Task prompt. Go through the listing and copy every line word for word.

The records.
[start]
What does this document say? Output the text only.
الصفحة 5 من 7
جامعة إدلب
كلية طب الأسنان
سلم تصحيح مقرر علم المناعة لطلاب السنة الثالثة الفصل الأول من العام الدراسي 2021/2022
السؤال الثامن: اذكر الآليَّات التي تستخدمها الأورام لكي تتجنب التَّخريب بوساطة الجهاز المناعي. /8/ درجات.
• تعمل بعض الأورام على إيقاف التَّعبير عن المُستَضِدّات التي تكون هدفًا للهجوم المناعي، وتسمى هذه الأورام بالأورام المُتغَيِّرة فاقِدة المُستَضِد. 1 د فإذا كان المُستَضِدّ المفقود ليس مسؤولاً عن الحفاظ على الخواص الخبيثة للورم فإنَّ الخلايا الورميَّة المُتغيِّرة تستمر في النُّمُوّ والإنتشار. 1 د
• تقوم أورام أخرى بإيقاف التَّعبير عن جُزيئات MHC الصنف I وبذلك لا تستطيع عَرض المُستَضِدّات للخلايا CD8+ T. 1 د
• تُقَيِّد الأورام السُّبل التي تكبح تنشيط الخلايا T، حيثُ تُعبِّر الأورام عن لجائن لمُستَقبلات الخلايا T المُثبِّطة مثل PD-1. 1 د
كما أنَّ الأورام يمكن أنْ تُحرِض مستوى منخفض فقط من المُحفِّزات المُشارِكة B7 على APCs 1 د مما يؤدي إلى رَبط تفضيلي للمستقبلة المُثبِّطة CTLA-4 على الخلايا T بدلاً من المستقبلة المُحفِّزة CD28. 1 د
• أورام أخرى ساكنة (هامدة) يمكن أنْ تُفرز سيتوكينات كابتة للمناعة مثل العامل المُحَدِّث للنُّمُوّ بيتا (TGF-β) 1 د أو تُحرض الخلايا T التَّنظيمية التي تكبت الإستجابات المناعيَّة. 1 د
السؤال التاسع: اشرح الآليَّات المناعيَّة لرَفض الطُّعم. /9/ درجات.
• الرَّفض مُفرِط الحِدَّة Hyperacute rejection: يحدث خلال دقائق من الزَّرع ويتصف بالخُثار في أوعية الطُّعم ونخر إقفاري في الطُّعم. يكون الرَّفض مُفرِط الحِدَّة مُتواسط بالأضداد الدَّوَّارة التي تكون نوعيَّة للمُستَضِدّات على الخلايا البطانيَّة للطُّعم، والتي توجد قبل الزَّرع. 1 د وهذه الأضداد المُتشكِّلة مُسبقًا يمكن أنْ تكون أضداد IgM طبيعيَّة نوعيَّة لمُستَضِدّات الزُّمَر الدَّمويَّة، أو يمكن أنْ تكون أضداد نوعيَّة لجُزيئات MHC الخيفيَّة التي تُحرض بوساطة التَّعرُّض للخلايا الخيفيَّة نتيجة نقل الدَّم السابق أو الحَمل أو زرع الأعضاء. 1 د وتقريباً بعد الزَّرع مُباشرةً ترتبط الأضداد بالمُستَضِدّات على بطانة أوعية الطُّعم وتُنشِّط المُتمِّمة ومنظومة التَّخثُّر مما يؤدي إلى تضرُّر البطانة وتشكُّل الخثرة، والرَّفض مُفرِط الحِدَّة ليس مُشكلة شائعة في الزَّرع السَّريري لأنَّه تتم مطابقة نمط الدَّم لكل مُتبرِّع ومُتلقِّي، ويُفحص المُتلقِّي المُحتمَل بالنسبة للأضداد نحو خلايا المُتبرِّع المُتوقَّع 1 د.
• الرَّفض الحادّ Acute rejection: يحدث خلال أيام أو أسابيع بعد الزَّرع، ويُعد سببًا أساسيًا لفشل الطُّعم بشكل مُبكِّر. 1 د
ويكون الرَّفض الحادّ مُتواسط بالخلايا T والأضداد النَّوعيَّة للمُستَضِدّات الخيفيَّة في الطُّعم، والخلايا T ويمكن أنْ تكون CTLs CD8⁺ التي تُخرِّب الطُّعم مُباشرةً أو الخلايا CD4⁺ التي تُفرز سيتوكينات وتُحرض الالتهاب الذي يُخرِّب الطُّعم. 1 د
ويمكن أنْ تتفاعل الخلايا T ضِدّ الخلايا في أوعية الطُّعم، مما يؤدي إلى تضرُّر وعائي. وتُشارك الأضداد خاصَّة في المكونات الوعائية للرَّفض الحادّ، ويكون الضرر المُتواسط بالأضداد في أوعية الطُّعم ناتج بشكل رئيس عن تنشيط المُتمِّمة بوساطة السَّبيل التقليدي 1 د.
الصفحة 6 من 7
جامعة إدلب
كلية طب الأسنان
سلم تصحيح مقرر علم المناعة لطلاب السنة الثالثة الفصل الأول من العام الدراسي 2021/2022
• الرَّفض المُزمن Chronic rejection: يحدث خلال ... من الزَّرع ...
[end]
Solution to the exercise.
What does this document say? Output the text only.
الصفحة 5 من 7
جامعة إدلب
كلية طب الأسنان
سلم تصحيح مقرر علم المناعة لطلاب السنة الثالثة الفصل الأول من العام الدراسي 2021/2022
السؤال الثامن: اذكر الآليَّات التي تستخدمها الأورام لكي تتجنب التَّخريب بوساطة الجهاز المناعي. /8/ درجات.
• تعمل بعض الأورام على إيقاف التَّعبير عن المُستَضِدّات التي تكون هدفًا للهجوم المناعي، وتسمى هذه الأورام بالأورام المُتغَيِّرة فاقِدة المُستَضِد. 1 د فإذا كان المُستَضِدّ المفقود ليس مسؤولاً عن الحفاظ على الخواص الخبيثة للورم فإنَّ الخلايا الورميَّة المُتغيِّرة تستمر في النُّمُوّ والإنتشار. 1 د
• تقوم أورام أخرى بإيقاف التَّعبير عن جُزيئات MHC الصنف I وبذلك لا تستطيع عَرض المُستَضِدّات للخلايا CD8+ T. 1 د
• تُقَيِّد الأورام السُّبل التي تكبح تنشيط الخلايا T، حيثُ تُعبِّر الأورام عن لجائن لمُستَقبلات الخلايا T المُثبِّطة مثل PD-1. 1 د
كما أنَّ الأورام يمكن أنْ تُحرِض مستوى منخفض فقط من المُحفِّزات المُشارِكة B7 على APCs 1 د مما يؤدي إلى رَبط تفضيلي للمستقبلة المُثبِّطة CTLA-4 على الخلايا T بدلاً من المستقبلة المُحفِّزة CD28. 1 د
• أورام أخرى ساكنة (هامدة) يمكن أنْ تُفرز سيتوكينات كابتة للمناعة مثل العامل المُحَدِّث للنُّمُوّ بيتا (TGF-β) 1 د أو تُحرض الخلايا T التَّنظيمية التي تكبت الإستجابات المناعيَّة. 1 د
السؤال التاسع: اشرح الآليَّات المناعيَّة لرَفض الطُّعم. /9/ درجات.
• الرَّفض مُفرِط الحِدَّة Hyperacute rejection: يحدث خلال دقائق من الزَّرع ويتصف بالخُثار في أوعية الطُّعم ونخر إقفاري في الطُّعم. يكون الرَّفض مُفرِط الحِدَّة مُتواسط بالأضداد الدَّوَّارة التي تكون نوعيَّة للمُستَضِدّات على الخلايا البطانيَّة للطُّعم، والتي توجد قبل الزَّرع. 1 د وهذه الأضداد المُتشكِّلة مُسبقًا يمكن أنْ تكون أضداد IgM طبيعيَّة نوعيَّة لمُستَضِدّات الزُّمَر الدَّمويَّة، أو يمكن أنْ تكون أضداد نوعيَّة لجُزيئات MHC الخيفيَّة التي تُحرض بوساطة التَّعرُّض للخلايا الخيفيَّة نتيجة نقل الدَّم السابق أو الحَمل أو زرع الأعضاء. 1 د وتقريباً بعد الزَّرع مُباشرةً ترتبط الأضداد بالمُستَضِدّات على بطانة أوعية الطُّعم وتُنشِّط المُتمِّمة ومنظومة التَّخثُّر مما يؤدي إلى تضرُّر البطانة وتشكُّل الخثرة، والرَّفض مُفرِط الحِدَّة ليس مُشكلة شائعة في الزَّرع السَّريري لأنَّه تتم مطابقة نمط الدَّم لكل مُتبرِّع ومُتلقِّي، ويُفحص المُتلقِّي المُحتمَل بالنسبة للأضداد نحو خلايا المُتبرِّع المُتوقَّع 1 د.
• الرَّفض الحادّ Acute rejection: يحدث خلال أيام أو أسابيع بعد الزَّرع، ويُعد سببًا أساسيًا لفشل الطُّعم بشكل مُبكِّر. 1 د
ويكون الرَّفض الحادّ مُتواسط بالخلايا T والأضداد النَّوعيَّة للمُستَضِدّات الخيفيَّة في الطُّعم، والخلايا T ويمكن أنْ تكون CTLs CD8⁺ التي تُخرِّب الطُّعم مُباشرةً أو الخلايا CD4⁺ التي تُفرز سيتوكينات وتُحرض الالتهاب الذي يُخرِّب الطُّعم. 1 د
ويمكن أنْ تتفاعل الخلايا T ضِدّ الخلايا في أوعية الطُّعم، مما يؤدي إلى تضرُّر وعائي. وتُشارك الأضداد خاصَّة في المكونات الوعائية للرَّفض الحادّ، ويكون الضرر المُتواسط بالأضداد في أوعية الطُّعم ناتج بشكل رئيس عن تنشيط المُتمِّمة بوساطة السَّبيل التقليدي 1 د.
الصفحة 6 من 7
جامعة إدلب
كلية طب الأسنان
سلم تصحيح مقرر علم المناعة لطلاب السنة الثالثة الفصل الأول من العام الدراسي 2021/2022
• الرَّفض المُزمن Chronic rejection: يحدث خلال ... من الزَّرع ...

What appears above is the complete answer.